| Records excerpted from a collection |
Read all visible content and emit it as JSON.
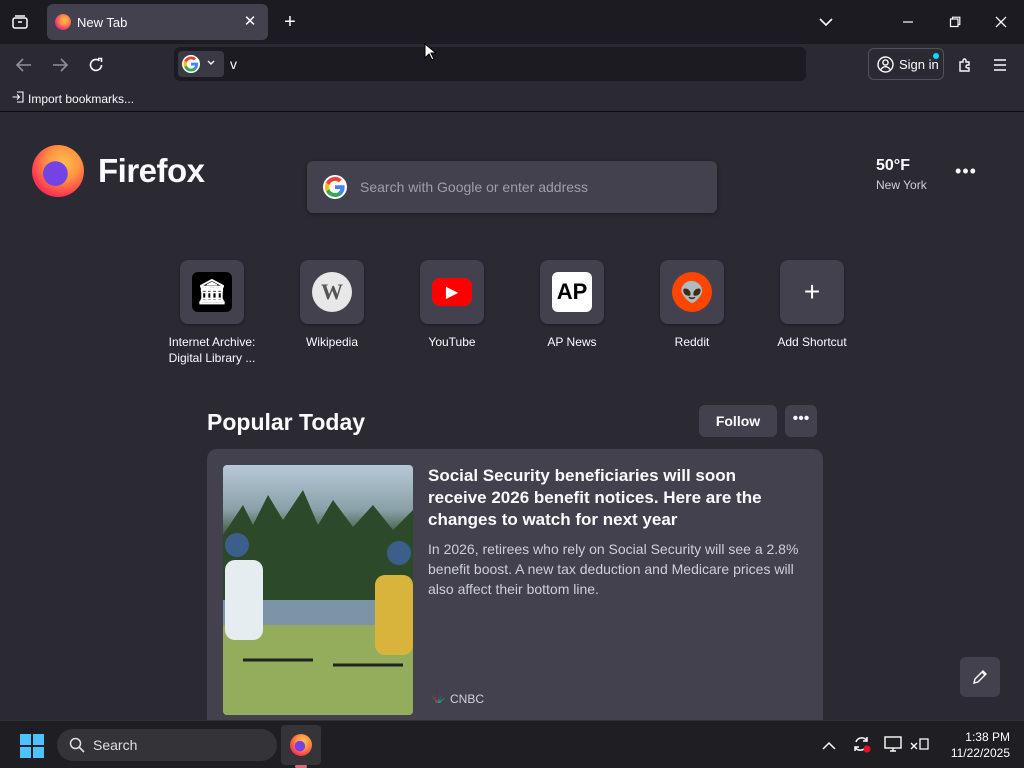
{
  "browser": {
    "tab": {
      "title": "New Tab"
    },
    "urlbar": {
      "value": "v"
    },
    "signin_label": "Sign in",
    "bookmarks": [
      {
        "label": "Import bookmarks..."
      }
    ]
  },
  "newtab": {
    "brand": "Firefox",
    "search_placeholder": "Search with Google or enter address",
    "weather": {
      "temp": "50°F",
      "city": "New York"
    },
    "shortcuts": [
      {
        "label": "Internet Archive: Digital Library ...",
        "icon": "internet-archive-icon",
        "bg": "#000000",
        "fg": "#ffffff",
        "glyph": "🏛"
      },
      {
        "label": "Wikipedia",
        "icon": "wikipedia-icon",
        "bg": "#ffffff",
        "fg": "#555555",
        "glyph": "W"
      },
      {
        "label": "YouTube",
        "icon": "youtube-icon",
        "bg": "#ff0000",
        "fg": "#ffffff",
        "glyph": "▶"
      },
      {
        "label": "AP News",
        "icon": "ap-news-icon",
        "bg": "#ffffff",
        "fg": "#000000",
        "glyph": "AP"
      },
      {
        "label": "Reddit",
        "icon": "reddit-icon",
        "bg": "#ff4500",
        "fg": "#ffffff",
        "glyph": "👽"
      },
      {
        "label": "Add Shortcut",
        "icon": "plus-icon",
        "bg": "#42414d",
        "fg": "#fbfbfe",
        "glyph": "+"
      }
    ],
    "popular": {
      "title": "Popular Today",
      "follow_label": "Follow",
      "card": {
        "headline": "Social Security beneficiaries will soon receive 2026 benefit notices. Here are the changes to watch for next year",
        "description": "In 2026, retirees who rely on Social Security will see a 2.8% benefit boost. A new tax deduction and Medicare prices will also affect their bottom line.",
        "source": "CNBC"
      }
    }
  },
  "taskbar": {
    "search_label": "Search",
    "time": "1:38 PM",
    "date": "11/22/2025"
  },
  "colors": {
    "accent": "#00ddff",
    "firefox_orange": "#ff9640",
    "page_bg": "#2b2a33"
  }
}
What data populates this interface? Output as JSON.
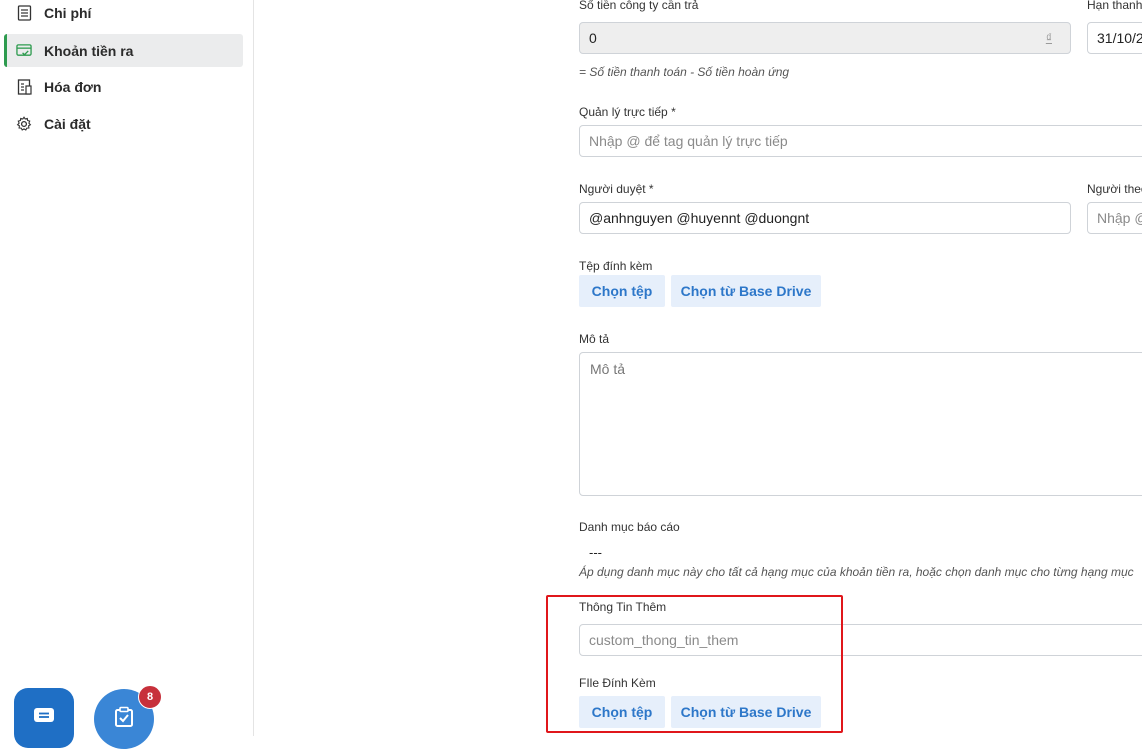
{
  "sidebar": {
    "items": [
      {
        "label": "Chi phí",
        "icon": "document-list-icon"
      },
      {
        "label": "Khoản tiền ra",
        "icon": "payment-card-icon",
        "active": true
      },
      {
        "label": "Hóa đơn",
        "icon": "invoice-icon"
      },
      {
        "label": "Cài đặt",
        "icon": "gear-icon"
      }
    ],
    "task_badge": "8",
    "accent_color": "#2e9b4f"
  },
  "form": {
    "company_pay": {
      "label": "Số tiền công ty cần trả",
      "value": "0",
      "currency": "₫",
      "hint": "= Số tiền thanh toán - Số tiền hoàn ứng"
    },
    "deadline": {
      "label": "Hạn thanh",
      "value": "31/10/2"
    },
    "manager": {
      "label": "Quản lý trực tiếp *",
      "placeholder": "Nhập @ để tag quản lý trực tiếp"
    },
    "approvers": {
      "label": "Người duyệt *",
      "value": "@anhnguyen @huyennt @duongnt"
    },
    "followers": {
      "label": "Người theo",
      "placeholder": "Nhập @"
    },
    "attachments": {
      "label": "Tệp đính kèm",
      "choose_file": "Chọn tệp",
      "choose_drive": "Chọn từ Base Drive"
    },
    "description": {
      "label": "Mô tả",
      "placeholder": "Mô tả"
    },
    "report_category": {
      "label": "Danh mục báo cáo",
      "value": "---",
      "hint": "Áp dụng danh mục này cho tất cả hạng mục của khoản tiền ra, hoặc chọn danh mục cho từng hạng mục"
    },
    "extra_info": {
      "label": "Thông Tin Thêm",
      "placeholder": "custom_thong_tin_them"
    },
    "extra_file": {
      "label": "FIle Đính Kèm",
      "choose_file": "Chọn tệp",
      "choose_drive": "Chọn từ Base Drive"
    }
  },
  "highlight_color": "#e0161b"
}
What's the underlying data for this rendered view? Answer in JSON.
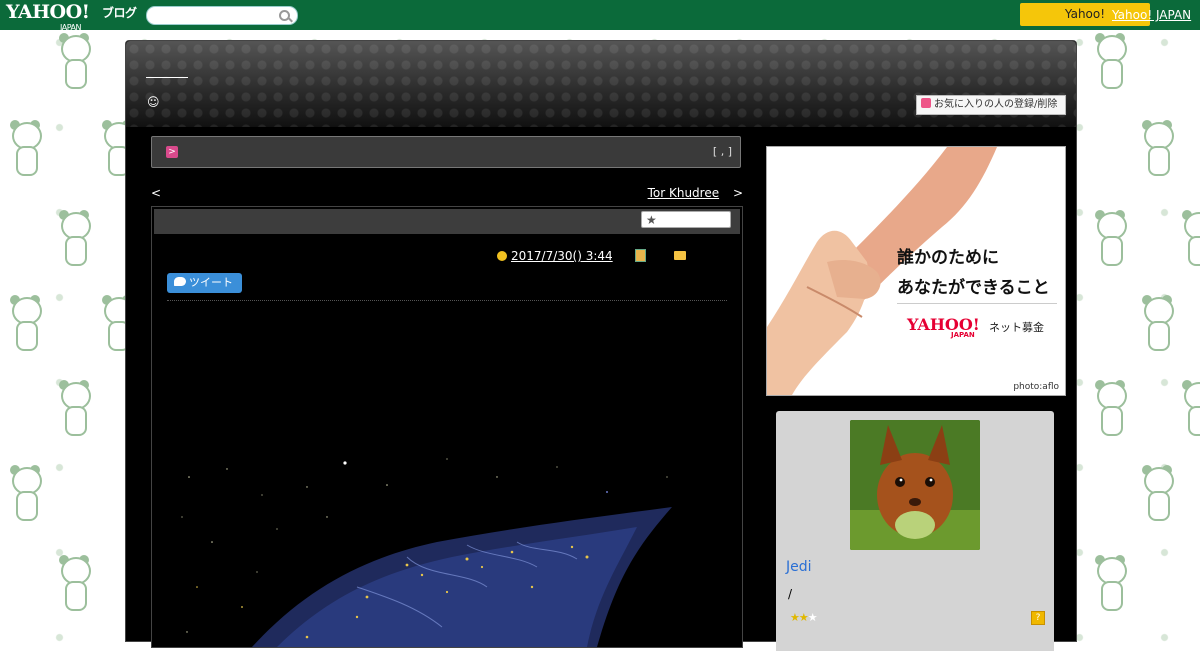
{
  "topbar": {
    "logo": "YAHOO!",
    "logo_sub": "JAPAN",
    "logo_blog": "ブログ",
    "search_placeholder": "",
    "promo_button": "Yahoo!",
    "top_link": "Yahoo! JAPAN"
  },
  "header": {
    "blog_title": "",
    "smiley": "☺",
    "favorite_button": "お気に入りの人の登録/削除"
  },
  "category_bar": {
    "icon": ">",
    "count": "[ , ]"
  },
  "nav": {
    "prev_symbol": "<",
    "prev_label": "",
    "next_label": "Tor Khudree",
    "next_symbol": ">"
  },
  "post": {
    "star_icon": "★",
    "date": "2017/7/30()  3:44",
    "category_link": "",
    "tweet_label": "ツイート"
  },
  "ad": {
    "line1": "誰かのために",
    "line2": "あなたができること",
    "logo": "YAHOO!",
    "logo_sub": "JAPAN",
    "service": "ネット募金",
    "credit": "photo:aflo"
  },
  "profile": {
    "name": "Jedi",
    "slash": "/",
    "rating_stars_filled": 2,
    "rating_stars_total": 3,
    "stars_on": "★★",
    "stars_off": "★",
    "help_icon": "?"
  },
  "colors": {
    "topbar": "#0b6a3a",
    "promo": "#f5c60a",
    "profile_name": "#2a6fd4"
  }
}
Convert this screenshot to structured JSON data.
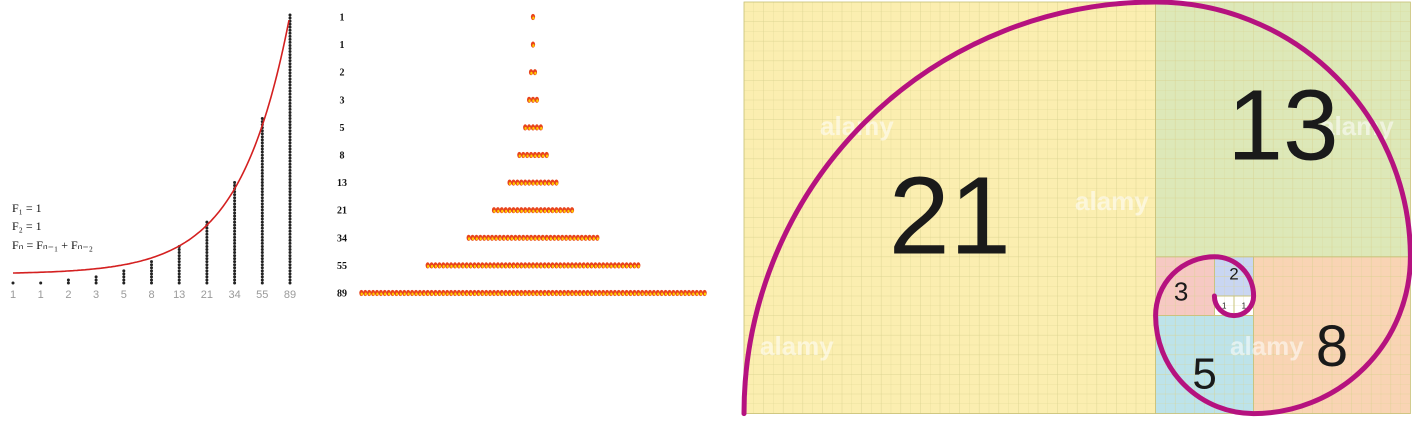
{
  "dot_chart": {
    "terms": [
      1,
      1,
      2,
      3,
      5,
      8,
      13,
      21,
      34,
      55,
      89
    ],
    "x_labels": [
      "1",
      "1",
      "2",
      "3",
      "5",
      "8",
      "13",
      "21",
      "34",
      "55",
      "89"
    ],
    "formula": {
      "line1": "F₁ = 1",
      "line2": "F₂ = 1",
      "line3": "Fₙ = Fₙ₋₁ + Fₙ₋₂"
    },
    "colors": {
      "dots": "#222222",
      "curve": "#d42020",
      "axis_labels": "#9a9a9a"
    }
  },
  "triangle_chart": {
    "rows": [
      1,
      1,
      2,
      3,
      5,
      8,
      13,
      21,
      34,
      55,
      89
    ],
    "row_labels": [
      "1",
      "1",
      "2",
      "3",
      "5",
      "8",
      "13",
      "21",
      "34",
      "55",
      "89"
    ],
    "colors": {
      "seed_outer": "#e8431c",
      "seed_inner": "#ffcc00",
      "label": "#111111"
    }
  },
  "spiral": {
    "squares": [
      {
        "label": "21",
        "value": 21,
        "color": "#fbeeb0"
      },
      {
        "label": "13",
        "value": 13,
        "color": "#dde8b8"
      },
      {
        "label": "8",
        "value": 8,
        "color": "#f9d4b4"
      },
      {
        "label": "5",
        "value": 5,
        "color": "#bde3ea"
      },
      {
        "label": "3",
        "value": 3,
        "color": "#f6c9c3"
      },
      {
        "label": "2",
        "value": 2,
        "color": "#c9d6f2"
      },
      {
        "label": "1",
        "value": 1,
        "color": "#ffffff"
      },
      {
        "label": "1",
        "value": 1,
        "color": "#ffffff"
      }
    ],
    "spiral_color": "#b5127f",
    "grid_color": "#d9d28f",
    "watermark": "alamy"
  }
}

| What to work on |
Take the entries shown above and quote them verbatim, passing over the pictures.

| Written reply |
Read all visible content and emit it as JSON.
{
  "browser": {
    "tab": {
      "title": "New Tab"
    },
    "urlbar": {
      "value": "v"
    },
    "signin_label": "Sign in",
    "bookmarks": [
      {
        "label": "Import bookmarks..."
      }
    ]
  },
  "newtab": {
    "brand": "Firefox",
    "search_placeholder": "Search with Google or enter address",
    "weather": {
      "temp": "50°F",
      "city": "New York"
    },
    "shortcuts": [
      {
        "label": "Internet Archive: Digital Library ...",
        "icon": "internet-archive-icon",
        "bg": "#000000",
        "fg": "#ffffff",
        "glyph": "🏛"
      },
      {
        "label": "Wikipedia",
        "icon": "wikipedia-icon",
        "bg": "#ffffff",
        "fg": "#555555",
        "glyph": "W"
      },
      {
        "label": "YouTube",
        "icon": "youtube-icon",
        "bg": "#ff0000",
        "fg": "#ffffff",
        "glyph": "▶"
      },
      {
        "label": "AP News",
        "icon": "ap-news-icon",
        "bg": "#ffffff",
        "fg": "#000000",
        "glyph": "AP"
      },
      {
        "label": "Reddit",
        "icon": "reddit-icon",
        "bg": "#ff4500",
        "fg": "#ffffff",
        "glyph": "👽"
      },
      {
        "label": "Add Shortcut",
        "icon": "plus-icon",
        "bg": "#42414d",
        "fg": "#fbfbfe",
        "glyph": "+"
      }
    ],
    "popular": {
      "title": "Popular Today",
      "follow_label": "Follow",
      "card": {
        "headline": "Social Security beneficiaries will soon receive 2026 benefit notices. Here are the changes to watch for next year",
        "description": "In 2026, retirees who rely on Social Security will see a 2.8% benefit boost. A new tax deduction and Medicare prices will also affect their bottom line.",
        "source": "CNBC"
      }
    }
  },
  "taskbar": {
    "search_label": "Search",
    "time": "1:38 PM",
    "date": "11/22/2025"
  },
  "colors": {
    "accent": "#00ddff",
    "firefox_orange": "#ff9640",
    "page_bg": "#2b2a33"
  }
}
What data populates this interface? Output as JSON.
{
  "sidebar": {
    "items": [
      {
        "label": "Chi phí",
        "icon": "document-list-icon"
      },
      {
        "label": "Khoản tiền ra",
        "icon": "payment-card-icon",
        "active": true
      },
      {
        "label": "Hóa đơn",
        "icon": "invoice-icon"
      },
      {
        "label": "Cài đặt",
        "icon": "gear-icon"
      }
    ],
    "task_badge": "8",
    "accent_color": "#2e9b4f"
  },
  "form": {
    "company_pay": {
      "label": "Số tiền công ty cần trả",
      "value": "0",
      "currency": "₫",
      "hint": "= Số tiền thanh toán - Số tiền hoàn ứng"
    },
    "deadline": {
      "label": "Hạn thanh",
      "value": "31/10/2"
    },
    "manager": {
      "label": "Quản lý trực tiếp *",
      "placeholder": "Nhập @ để tag quản lý trực tiếp"
    },
    "approvers": {
      "label": "Người duyệt *",
      "value": "@anhnguyen @huyennt @duongnt"
    },
    "followers": {
      "label": "Người theo",
      "placeholder": "Nhập @"
    },
    "attachments": {
      "label": "Tệp đính kèm",
      "choose_file": "Chọn tệp",
      "choose_drive": "Chọn từ Base Drive"
    },
    "description": {
      "label": "Mô tả",
      "placeholder": "Mô tả"
    },
    "report_category": {
      "label": "Danh mục báo cáo",
      "value": "---",
      "hint": "Áp dụng danh mục này cho tất cả hạng mục của khoản tiền ra, hoặc chọn danh mục cho từng hạng mục"
    },
    "extra_info": {
      "label": "Thông Tin Thêm",
      "placeholder": "custom_thong_tin_them"
    },
    "extra_file": {
      "label": "FIle Đính Kèm",
      "choose_file": "Chọn tệp",
      "choose_drive": "Chọn từ Base Drive"
    }
  },
  "highlight_color": "#e0161b"
}
What's the underlying data for this rendered view? Answer in JSON.
{
  "topbar": {
    "logo": "YAHOO!",
    "logo_sub": "JAPAN",
    "logo_blog": "ブログ",
    "search_placeholder": "",
    "promo_button": "Yahoo!",
    "top_link": "Yahoo! JAPAN"
  },
  "header": {
    "blog_title": "",
    "smiley": "☺",
    "favorite_button": "お気に入りの人の登録/削除"
  },
  "category_bar": {
    "icon": ">",
    "count": "[ , ]"
  },
  "nav": {
    "prev_symbol": "<",
    "prev_label": "",
    "next_label": "Tor Khudree",
    "next_symbol": ">"
  },
  "post": {
    "star_icon": "★",
    "date": "2017/7/30()  3:44",
    "category_link": "",
    "tweet_label": "ツイート"
  },
  "ad": {
    "line1": "誰かのために",
    "line2": "あなたができること",
    "logo": "YAHOO!",
    "logo_sub": "JAPAN",
    "service": "ネット募金",
    "credit": "photo:aflo"
  },
  "profile": {
    "name": "Jedi",
    "slash": "/",
    "rating_stars_filled": 2,
    "rating_stars_total": 3,
    "stars_on": "★★",
    "stars_off": "★",
    "help_icon": "?"
  },
  "colors": {
    "topbar": "#0b6a3a",
    "promo": "#f5c60a",
    "profile_name": "#2a6fd4"
  }
}
Convert this screenshot to structured JSON data.
{
  "dot_chart": {
    "terms": [
      1,
      1,
      2,
      3,
      5,
      8,
      13,
      21,
      34,
      55,
      89
    ],
    "x_labels": [
      "1",
      "1",
      "2",
      "3",
      "5",
      "8",
      "13",
      "21",
      "34",
      "55",
      "89"
    ],
    "formula": {
      "line1": "F₁ = 1",
      "line2": "F₂ = 1",
      "line3": "Fₙ = Fₙ₋₁ + Fₙ₋₂"
    },
    "colors": {
      "dots": "#222222",
      "curve": "#d42020",
      "axis_labels": "#9a9a9a"
    }
  },
  "triangle_chart": {
    "rows": [
      1,
      1,
      2,
      3,
      5,
      8,
      13,
      21,
      34,
      55,
      89
    ],
    "row_labels": [
      "1",
      "1",
      "2",
      "3",
      "5",
      "8",
      "13",
      "21",
      "34",
      "55",
      "89"
    ],
    "colors": {
      "seed_outer": "#e8431c",
      "seed_inner": "#ffcc00",
      "label": "#111111"
    }
  },
  "spiral": {
    "squares": [
      {
        "label": "21",
        "value": 21,
        "color": "#fbeeb0"
      },
      {
        "label": "13",
        "value": 13,
        "color": "#dde8b8"
      },
      {
        "label": "8",
        "value": 8,
        "color": "#f9d4b4"
      },
      {
        "label": "5",
        "value": 5,
        "color": "#bde3ea"
      },
      {
        "label": "3",
        "value": 3,
        "color": "#f6c9c3"
      },
      {
        "label": "2",
        "value": 2,
        "color": "#c9d6f2"
      },
      {
        "label": "1",
        "value": 1,
        "color": "#ffffff"
      },
      {
        "label": "1",
        "value": 1,
        "color": "#ffffff"
      }
    ],
    "spiral_color": "#b5127f",
    "grid_color": "#d9d28f",
    "watermark": "alamy"
  }
}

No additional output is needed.